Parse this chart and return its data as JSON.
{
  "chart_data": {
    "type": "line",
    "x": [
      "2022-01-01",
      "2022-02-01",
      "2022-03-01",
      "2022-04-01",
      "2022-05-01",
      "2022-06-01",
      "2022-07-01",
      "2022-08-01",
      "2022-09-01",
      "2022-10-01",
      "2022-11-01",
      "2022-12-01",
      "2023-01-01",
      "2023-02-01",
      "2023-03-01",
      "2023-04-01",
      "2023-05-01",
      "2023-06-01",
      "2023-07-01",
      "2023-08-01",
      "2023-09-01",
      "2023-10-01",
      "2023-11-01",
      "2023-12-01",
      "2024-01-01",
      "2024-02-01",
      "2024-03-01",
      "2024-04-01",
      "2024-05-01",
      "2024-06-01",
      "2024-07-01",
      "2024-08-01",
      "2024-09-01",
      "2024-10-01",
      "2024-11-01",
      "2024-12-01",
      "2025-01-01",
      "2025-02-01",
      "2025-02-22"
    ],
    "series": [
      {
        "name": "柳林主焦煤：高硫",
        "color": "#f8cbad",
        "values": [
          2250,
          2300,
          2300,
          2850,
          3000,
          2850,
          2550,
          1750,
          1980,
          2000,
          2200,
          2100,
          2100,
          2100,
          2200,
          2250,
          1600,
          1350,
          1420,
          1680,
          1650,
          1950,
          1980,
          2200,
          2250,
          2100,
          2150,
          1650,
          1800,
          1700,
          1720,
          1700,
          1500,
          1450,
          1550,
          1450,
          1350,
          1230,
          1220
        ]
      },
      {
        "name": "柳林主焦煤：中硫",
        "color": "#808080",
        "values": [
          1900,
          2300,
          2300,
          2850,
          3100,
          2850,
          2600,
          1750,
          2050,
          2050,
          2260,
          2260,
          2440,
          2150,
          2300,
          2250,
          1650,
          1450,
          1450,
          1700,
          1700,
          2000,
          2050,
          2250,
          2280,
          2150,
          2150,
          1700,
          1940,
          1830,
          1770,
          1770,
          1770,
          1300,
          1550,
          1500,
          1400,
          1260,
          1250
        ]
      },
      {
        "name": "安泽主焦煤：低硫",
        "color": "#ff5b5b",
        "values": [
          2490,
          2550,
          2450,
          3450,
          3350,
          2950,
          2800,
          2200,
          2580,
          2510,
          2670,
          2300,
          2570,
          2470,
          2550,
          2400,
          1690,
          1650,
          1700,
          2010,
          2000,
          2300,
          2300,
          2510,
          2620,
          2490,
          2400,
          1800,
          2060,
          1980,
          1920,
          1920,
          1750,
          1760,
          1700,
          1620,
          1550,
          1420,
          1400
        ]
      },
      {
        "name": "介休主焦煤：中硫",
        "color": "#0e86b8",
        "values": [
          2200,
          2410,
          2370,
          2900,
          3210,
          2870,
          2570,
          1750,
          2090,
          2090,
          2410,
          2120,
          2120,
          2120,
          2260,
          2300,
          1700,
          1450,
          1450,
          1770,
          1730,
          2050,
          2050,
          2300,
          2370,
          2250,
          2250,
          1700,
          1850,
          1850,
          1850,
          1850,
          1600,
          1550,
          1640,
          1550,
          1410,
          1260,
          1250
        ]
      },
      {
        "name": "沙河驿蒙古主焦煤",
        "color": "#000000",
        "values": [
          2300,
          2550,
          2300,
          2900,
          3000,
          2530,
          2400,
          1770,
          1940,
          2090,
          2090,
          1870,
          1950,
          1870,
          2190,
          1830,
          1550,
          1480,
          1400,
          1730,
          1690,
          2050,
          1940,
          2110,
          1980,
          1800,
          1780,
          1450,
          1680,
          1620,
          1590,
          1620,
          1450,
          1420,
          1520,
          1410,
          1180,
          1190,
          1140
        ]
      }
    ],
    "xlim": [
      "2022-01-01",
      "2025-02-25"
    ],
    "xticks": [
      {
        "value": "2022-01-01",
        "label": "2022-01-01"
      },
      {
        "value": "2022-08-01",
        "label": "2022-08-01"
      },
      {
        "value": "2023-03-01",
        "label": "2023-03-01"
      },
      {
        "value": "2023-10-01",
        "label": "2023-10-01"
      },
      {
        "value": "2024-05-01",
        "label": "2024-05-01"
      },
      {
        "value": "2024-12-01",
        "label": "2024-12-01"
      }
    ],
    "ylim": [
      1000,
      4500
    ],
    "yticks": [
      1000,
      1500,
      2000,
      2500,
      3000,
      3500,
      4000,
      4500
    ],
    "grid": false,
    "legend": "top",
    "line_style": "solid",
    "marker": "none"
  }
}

::::

• **Given task**:
Reproduce the data in full, exactly as presented.

• **Written solution**:
Parse this chart and return its data as JSON.
{
  "chart_data": {
    "type": "line",
    "x": [
      "2022-01-01",
      "2022-02-01",
      "2022-03-01",
      "2022-04-01",
      "2022-05-01",
      "2022-06-01",
      "2022-07-01",
      "2022-08-01",
      "2022-09-01",
      "2022-10-01",
      "2022-11-01",
      "2022-12-01",
      "2023-01-01",
      "2023-02-01",
      "2023-03-01",
      "2023-04-01",
      "2023-05-01",
      "2023-06-01",
      "2023-07-01",
      "2023-08-01",
      "2023-09-01",
      "2023-10-01",
      "2023-11-01",
      "2023-12-01",
      "2024-01-01",
      "2024-02-01",
      "2024-03-01",
      "2024-04-01",
      "2024-05-01",
      "2024-06-01",
      "2024-07-01",
      "2024-08-01",
      "2024-09-01",
      "2024-10-01",
      "2024-11-01",
      "2024-12-01",
      "2025-01-01",
      "2025-02-01",
      "2025-02-22"
    ],
    "series": [
      {
        "name": "柳林主焦煤：高硫",
        "color": "#f8cbad",
        "values": [
          2250,
          2300,
          2300,
          2850,
          3000,
          2850,
          2550,
          1750,
          1980,
          2000,
          2200,
          2100,
          2100,
          2100,
          2200,
          2250,
          1600,
          1350,
          1420,
          1680,
          1650,
          1950,
          1980,
          2200,
          2250,
          2100,
          2150,
          1650,
          1800,
          1700,
          1720,
          1700,
          1500,
          1450,
          1550,
          1450,
          1350,
          1230,
          1220
        ]
      },
      {
        "name": "柳林主焦煤：中硫",
        "color": "#808080",
        "values": [
          1900,
          2300,
          2300,
          2850,
          3100,
          2850,
          2600,
          1750,
          2050,
          2050,
          2260,
          2260,
          2440,
          2150,
          2300,
          2250,
          1650,
          1450,
          1450,
          1700,
          1700,
          2000,
          2050,
          2250,
          2280,
          2150,
          2150,
          1700,
          1940,
          1830,
          1770,
          1770,
          1770,
          1300,
          1550,
          1500,
          1400,
          1260,
          1250
        ]
      },
      {
        "name": "安泽主焦煤：低硫",
        "color": "#ff5b5b",
        "values": [
          2490,
          2550,
          2450,
          3450,
          3350,
          2950,
          2800,
          2200,
          2580,
          2510,
          2670,
          2300,
          2570,
          2470,
          2550,
          2400,
          1690,
          1650,
          1700,
          2010,
          2000,
          2300,
          2300,
          2510,
          2620,
          2490,
          2400,
          1800,
          2060,
          1980,
          1920,
          1920,
          1750,
          1760,
          1700,
          1620,
          1550,
          1420,
          1400
        ]
      },
      {
        "name": "介休主焦煤：中硫",
        "color": "#0e86b8",
        "values": [
          2200,
          2410,
          2370,
          2900,
          3210,
          2870,
          2570,
          1750,
          2090,
          2090,
          2410,
          2120,
          2120,
          2120,
          2260,
          2300,
          1700,
          1450,
          1450,
          1770,
          1730,
          2050,
          2050,
          2300,
          2370,
          2250,
          2250,
          1700,
          1850,
          1850,
          1850,
          1850,
          1600,
          1550,
          1640,
          1550,
          1410,
          1260,
          1250
        ]
      },
      {
        "name": "沙河驿蒙古主焦煤",
        "color": "#000000",
        "values": [
          2300,
          2550,
          2300,
          2900,
          3000,
          2530,
          2400,
          1770,
          1940,
          2090,
          2090,
          1870,
          1950,
          1870,
          2190,
          1830,
          1550,
          1480,
          1400,
          1730,
          1690,
          2050,
          1940,
          2110,
          1980,
          1800,
          1780,
          1450,
          1680,
          1620,
          1590,
          1620,
          1450,
          1420,
          1520,
          1410,
          1180,
          1190,
          1140
        ]
      }
    ],
    "xlim": [
      "2022-01-01",
      "2025-02-25"
    ],
    "xticks": [
      {
        "value": "2022-01-01",
        "label": "2022-01-01"
      },
      {
        "value": "2022-08-01",
        "label": "2022-08-01"
      },
      {
        "value": "2023-03-01",
        "label": "2023-03-01"
      },
      {
        "value": "2023-10-01",
        "label": "2023-10-01"
      },
      {
        "value": "2024-05-01",
        "label": "2024-05-01"
      },
      {
        "value": "2024-12-01",
        "label": "2024-12-01"
      }
    ],
    "ylim": [
      1000,
      4500
    ],
    "yticks": [
      1000,
      1500,
      2000,
      2500,
      3000,
      3500,
      4000,
      4500
    ],
    "grid": false,
    "legend": "top",
    "line_style": "solid",
    "marker": "none"
  }
}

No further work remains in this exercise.